- GOAL
Report the number of lines that include "LNEDELADLRDQFDAIDIDKNGTISLEEMRQALAKDLPWKLKDSRVTEIVEAIDSNTDGLVDFTEFVAATLHIHQLHELDNDKWQELSQAAFEKFDVDKDGFITPEELRMQTG", with no additional text.
— start of DATA EXTRACT —
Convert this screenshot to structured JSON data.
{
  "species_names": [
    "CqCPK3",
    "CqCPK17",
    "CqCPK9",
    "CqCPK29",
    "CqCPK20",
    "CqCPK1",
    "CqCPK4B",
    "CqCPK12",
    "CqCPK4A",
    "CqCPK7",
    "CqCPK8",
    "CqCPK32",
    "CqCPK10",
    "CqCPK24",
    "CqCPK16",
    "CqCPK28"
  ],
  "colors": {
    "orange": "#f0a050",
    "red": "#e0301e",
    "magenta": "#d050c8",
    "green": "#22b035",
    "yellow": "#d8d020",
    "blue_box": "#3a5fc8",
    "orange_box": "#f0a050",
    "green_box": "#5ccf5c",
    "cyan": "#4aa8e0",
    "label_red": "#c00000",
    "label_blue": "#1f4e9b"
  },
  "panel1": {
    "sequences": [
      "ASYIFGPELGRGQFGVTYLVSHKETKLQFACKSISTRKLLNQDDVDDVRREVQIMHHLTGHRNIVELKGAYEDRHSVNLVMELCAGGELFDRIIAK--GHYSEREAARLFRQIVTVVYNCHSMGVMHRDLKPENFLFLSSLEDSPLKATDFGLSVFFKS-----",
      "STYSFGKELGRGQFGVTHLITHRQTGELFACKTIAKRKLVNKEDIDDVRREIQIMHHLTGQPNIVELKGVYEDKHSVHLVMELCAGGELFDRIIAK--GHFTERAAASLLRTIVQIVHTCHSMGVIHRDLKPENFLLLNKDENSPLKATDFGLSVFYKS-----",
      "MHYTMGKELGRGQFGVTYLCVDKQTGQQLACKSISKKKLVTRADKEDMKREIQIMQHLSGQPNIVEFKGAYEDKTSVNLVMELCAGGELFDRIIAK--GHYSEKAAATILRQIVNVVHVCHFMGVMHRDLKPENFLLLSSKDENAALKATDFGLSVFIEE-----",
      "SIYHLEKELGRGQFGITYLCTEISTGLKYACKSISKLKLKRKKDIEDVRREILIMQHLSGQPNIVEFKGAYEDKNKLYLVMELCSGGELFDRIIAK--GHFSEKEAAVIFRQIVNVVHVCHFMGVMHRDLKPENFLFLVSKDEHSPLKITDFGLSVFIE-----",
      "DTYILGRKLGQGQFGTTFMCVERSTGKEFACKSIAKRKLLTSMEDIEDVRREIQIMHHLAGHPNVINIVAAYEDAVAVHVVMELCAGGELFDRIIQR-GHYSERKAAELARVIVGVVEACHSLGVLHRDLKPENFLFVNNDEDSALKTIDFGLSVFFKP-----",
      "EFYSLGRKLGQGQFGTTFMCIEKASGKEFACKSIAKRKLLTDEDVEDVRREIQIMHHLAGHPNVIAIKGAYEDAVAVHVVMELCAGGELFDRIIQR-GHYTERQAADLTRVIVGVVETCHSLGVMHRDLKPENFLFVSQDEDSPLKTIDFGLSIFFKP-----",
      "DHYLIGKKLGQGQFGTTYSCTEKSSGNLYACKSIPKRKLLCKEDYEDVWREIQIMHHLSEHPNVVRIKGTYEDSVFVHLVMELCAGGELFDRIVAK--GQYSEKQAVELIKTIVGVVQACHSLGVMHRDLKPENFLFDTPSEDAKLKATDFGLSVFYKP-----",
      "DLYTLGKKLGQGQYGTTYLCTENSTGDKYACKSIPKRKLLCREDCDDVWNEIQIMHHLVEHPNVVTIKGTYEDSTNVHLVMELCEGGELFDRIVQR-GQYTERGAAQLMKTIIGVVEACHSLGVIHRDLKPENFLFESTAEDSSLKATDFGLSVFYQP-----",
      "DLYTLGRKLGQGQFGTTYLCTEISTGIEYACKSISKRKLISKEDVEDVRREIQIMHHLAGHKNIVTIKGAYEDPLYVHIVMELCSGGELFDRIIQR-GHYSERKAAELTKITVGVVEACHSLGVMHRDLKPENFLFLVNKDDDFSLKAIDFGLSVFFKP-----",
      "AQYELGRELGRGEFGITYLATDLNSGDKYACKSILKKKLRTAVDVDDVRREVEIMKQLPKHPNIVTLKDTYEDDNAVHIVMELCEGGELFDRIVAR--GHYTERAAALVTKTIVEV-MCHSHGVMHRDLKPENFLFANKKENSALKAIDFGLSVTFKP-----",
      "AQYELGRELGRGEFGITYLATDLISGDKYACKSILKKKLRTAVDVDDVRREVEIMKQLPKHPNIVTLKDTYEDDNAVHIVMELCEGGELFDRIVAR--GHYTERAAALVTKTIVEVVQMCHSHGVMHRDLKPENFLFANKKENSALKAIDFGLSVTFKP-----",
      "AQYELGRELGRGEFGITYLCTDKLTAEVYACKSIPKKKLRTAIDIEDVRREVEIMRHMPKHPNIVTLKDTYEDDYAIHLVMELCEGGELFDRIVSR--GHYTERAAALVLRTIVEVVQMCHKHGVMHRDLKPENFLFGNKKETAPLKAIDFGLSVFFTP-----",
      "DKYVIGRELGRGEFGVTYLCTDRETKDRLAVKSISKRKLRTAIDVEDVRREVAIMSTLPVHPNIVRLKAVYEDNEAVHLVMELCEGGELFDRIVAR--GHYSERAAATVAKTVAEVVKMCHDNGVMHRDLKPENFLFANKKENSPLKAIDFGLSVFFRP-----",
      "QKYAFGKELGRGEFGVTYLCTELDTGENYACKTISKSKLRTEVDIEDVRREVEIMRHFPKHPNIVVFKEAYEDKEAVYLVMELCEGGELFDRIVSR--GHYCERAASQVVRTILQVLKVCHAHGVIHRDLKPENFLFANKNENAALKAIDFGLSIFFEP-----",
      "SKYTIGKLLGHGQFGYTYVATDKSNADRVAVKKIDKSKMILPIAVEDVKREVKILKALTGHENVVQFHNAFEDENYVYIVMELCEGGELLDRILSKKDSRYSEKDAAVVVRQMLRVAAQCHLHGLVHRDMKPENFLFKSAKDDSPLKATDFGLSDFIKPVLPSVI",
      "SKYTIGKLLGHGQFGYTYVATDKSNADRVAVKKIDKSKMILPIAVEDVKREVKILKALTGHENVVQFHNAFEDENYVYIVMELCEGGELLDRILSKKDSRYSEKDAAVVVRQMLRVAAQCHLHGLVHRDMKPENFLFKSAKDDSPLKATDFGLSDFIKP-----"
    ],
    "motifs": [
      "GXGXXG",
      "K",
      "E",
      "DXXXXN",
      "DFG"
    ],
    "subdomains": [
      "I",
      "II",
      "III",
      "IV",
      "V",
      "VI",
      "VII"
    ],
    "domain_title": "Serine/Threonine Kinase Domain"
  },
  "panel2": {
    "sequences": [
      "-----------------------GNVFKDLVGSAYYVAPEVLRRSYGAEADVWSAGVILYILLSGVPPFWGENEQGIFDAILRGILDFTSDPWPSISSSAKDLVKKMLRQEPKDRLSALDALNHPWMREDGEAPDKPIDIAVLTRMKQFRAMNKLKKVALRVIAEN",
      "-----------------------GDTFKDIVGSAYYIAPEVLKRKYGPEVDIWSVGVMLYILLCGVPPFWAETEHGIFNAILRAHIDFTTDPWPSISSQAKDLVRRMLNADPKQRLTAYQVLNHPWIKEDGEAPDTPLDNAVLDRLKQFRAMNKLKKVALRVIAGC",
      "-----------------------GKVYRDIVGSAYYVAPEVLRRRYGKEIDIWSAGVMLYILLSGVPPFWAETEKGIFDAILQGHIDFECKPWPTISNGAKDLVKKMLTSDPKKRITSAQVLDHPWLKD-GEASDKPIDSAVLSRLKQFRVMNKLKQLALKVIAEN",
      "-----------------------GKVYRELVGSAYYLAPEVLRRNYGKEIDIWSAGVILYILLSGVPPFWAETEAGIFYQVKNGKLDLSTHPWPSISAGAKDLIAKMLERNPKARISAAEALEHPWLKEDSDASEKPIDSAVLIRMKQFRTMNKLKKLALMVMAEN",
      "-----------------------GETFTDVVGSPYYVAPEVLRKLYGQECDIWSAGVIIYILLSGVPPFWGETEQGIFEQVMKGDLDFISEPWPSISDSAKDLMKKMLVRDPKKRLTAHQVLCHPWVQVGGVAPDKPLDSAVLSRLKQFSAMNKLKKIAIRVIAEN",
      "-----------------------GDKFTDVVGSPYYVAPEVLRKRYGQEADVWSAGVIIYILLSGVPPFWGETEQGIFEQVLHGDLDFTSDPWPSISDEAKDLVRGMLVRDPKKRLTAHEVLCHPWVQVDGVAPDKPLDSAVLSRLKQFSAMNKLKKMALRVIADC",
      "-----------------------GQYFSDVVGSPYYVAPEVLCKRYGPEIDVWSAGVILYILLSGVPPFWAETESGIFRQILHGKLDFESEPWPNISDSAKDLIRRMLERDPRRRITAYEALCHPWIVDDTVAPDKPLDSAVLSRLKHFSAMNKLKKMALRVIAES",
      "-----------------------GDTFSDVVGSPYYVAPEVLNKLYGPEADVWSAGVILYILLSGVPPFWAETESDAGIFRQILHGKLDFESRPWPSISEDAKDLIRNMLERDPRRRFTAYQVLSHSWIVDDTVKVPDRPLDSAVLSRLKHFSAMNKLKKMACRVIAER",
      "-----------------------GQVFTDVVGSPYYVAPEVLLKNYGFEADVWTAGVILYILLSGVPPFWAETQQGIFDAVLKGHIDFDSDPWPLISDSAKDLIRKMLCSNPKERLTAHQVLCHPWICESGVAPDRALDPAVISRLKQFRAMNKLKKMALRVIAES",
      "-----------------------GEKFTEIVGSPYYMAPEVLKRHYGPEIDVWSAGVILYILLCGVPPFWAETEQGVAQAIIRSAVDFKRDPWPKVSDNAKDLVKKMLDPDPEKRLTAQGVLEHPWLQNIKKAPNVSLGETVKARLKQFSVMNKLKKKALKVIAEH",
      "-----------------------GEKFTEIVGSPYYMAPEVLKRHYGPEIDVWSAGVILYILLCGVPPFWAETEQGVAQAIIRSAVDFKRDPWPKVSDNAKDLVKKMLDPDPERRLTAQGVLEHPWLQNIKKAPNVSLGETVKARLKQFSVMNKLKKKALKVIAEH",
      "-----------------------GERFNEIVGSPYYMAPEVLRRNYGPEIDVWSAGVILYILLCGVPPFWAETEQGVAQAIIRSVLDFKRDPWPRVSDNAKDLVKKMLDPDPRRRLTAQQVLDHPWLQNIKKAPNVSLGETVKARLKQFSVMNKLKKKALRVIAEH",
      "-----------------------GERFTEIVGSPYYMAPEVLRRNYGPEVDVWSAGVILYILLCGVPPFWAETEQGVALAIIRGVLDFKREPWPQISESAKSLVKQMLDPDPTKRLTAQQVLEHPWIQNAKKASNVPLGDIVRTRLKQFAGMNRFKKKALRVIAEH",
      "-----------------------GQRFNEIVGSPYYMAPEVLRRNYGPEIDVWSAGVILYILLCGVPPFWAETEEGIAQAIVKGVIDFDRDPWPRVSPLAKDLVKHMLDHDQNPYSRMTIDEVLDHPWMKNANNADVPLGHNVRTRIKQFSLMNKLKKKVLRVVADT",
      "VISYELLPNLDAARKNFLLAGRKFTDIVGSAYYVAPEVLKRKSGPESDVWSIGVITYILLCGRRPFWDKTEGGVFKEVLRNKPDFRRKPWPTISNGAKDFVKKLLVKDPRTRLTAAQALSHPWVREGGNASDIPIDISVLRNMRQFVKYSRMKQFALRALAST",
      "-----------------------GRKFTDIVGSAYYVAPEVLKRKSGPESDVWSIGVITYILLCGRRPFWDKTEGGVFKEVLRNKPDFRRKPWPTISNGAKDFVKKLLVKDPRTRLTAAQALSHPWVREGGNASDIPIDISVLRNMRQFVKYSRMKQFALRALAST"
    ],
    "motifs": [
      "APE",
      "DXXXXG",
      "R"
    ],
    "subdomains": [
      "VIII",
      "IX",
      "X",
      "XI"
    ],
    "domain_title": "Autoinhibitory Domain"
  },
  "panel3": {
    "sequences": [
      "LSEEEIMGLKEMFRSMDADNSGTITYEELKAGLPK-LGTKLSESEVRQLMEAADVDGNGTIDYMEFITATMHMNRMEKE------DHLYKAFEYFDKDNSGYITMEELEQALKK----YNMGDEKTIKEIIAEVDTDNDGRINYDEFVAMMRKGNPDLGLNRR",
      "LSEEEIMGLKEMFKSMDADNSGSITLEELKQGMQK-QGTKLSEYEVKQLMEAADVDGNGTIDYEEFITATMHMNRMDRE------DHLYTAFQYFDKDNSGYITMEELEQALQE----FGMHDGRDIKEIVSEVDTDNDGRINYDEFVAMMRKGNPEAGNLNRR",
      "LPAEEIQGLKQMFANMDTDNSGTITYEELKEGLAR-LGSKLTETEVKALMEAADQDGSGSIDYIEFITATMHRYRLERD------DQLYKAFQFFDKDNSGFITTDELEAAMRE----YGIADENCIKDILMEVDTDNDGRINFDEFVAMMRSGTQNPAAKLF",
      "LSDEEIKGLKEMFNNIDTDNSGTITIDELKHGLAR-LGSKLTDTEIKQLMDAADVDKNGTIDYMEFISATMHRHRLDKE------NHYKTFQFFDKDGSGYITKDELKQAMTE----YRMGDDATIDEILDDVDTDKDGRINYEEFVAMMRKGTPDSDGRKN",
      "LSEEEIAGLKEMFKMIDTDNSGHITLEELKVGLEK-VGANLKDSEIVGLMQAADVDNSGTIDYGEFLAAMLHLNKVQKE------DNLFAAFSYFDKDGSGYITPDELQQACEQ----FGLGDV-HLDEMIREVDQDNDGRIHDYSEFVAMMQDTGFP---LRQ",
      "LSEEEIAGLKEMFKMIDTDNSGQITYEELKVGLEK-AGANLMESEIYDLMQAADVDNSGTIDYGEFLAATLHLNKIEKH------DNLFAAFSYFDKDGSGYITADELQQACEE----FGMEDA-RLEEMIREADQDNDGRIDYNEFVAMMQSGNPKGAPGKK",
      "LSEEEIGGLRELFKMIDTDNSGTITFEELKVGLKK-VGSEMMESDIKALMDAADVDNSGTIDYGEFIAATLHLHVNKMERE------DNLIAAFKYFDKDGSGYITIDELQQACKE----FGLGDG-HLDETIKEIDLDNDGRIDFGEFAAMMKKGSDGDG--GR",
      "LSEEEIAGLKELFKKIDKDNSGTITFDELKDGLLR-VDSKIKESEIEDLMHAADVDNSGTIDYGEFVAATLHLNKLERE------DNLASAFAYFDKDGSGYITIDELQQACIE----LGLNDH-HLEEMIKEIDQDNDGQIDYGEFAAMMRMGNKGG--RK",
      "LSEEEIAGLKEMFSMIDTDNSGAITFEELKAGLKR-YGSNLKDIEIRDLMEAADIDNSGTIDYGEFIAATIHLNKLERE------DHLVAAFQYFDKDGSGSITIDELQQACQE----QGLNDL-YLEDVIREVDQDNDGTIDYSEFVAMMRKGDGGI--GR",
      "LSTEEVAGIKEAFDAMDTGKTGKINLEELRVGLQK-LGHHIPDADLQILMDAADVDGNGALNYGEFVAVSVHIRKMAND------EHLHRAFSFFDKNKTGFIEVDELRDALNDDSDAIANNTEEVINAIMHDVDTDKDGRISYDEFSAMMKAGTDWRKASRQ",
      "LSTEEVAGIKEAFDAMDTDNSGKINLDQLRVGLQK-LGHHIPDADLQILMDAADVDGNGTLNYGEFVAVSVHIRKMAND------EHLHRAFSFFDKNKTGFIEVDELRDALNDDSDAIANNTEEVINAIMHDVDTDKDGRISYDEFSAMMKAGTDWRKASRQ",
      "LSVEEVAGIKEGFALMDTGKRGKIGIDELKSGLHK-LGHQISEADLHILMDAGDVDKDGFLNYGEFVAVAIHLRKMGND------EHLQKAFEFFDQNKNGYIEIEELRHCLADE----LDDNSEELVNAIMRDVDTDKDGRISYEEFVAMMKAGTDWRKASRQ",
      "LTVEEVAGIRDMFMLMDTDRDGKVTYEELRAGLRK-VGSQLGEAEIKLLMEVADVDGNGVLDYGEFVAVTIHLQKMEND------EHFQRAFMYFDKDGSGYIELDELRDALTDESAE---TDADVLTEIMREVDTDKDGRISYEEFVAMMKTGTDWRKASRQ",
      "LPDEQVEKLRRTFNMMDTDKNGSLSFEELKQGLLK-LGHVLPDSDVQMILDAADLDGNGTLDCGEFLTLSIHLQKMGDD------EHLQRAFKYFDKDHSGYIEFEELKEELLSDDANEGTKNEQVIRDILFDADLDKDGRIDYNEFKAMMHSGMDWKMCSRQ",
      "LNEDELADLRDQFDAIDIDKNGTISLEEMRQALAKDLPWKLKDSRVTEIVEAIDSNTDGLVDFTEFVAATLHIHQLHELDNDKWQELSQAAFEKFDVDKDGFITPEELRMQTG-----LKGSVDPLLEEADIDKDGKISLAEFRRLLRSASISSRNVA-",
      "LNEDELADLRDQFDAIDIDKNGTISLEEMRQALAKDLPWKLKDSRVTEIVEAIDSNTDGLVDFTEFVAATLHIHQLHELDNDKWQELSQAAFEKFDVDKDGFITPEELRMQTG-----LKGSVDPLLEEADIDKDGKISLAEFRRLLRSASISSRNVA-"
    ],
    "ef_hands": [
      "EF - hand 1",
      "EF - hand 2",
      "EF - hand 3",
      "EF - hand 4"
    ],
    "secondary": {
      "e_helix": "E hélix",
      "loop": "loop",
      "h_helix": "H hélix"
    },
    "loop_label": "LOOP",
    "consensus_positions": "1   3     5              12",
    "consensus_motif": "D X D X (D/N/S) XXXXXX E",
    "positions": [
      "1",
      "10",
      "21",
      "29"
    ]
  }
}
— end of DATA EXTRACT —
- TASK ANSWER
2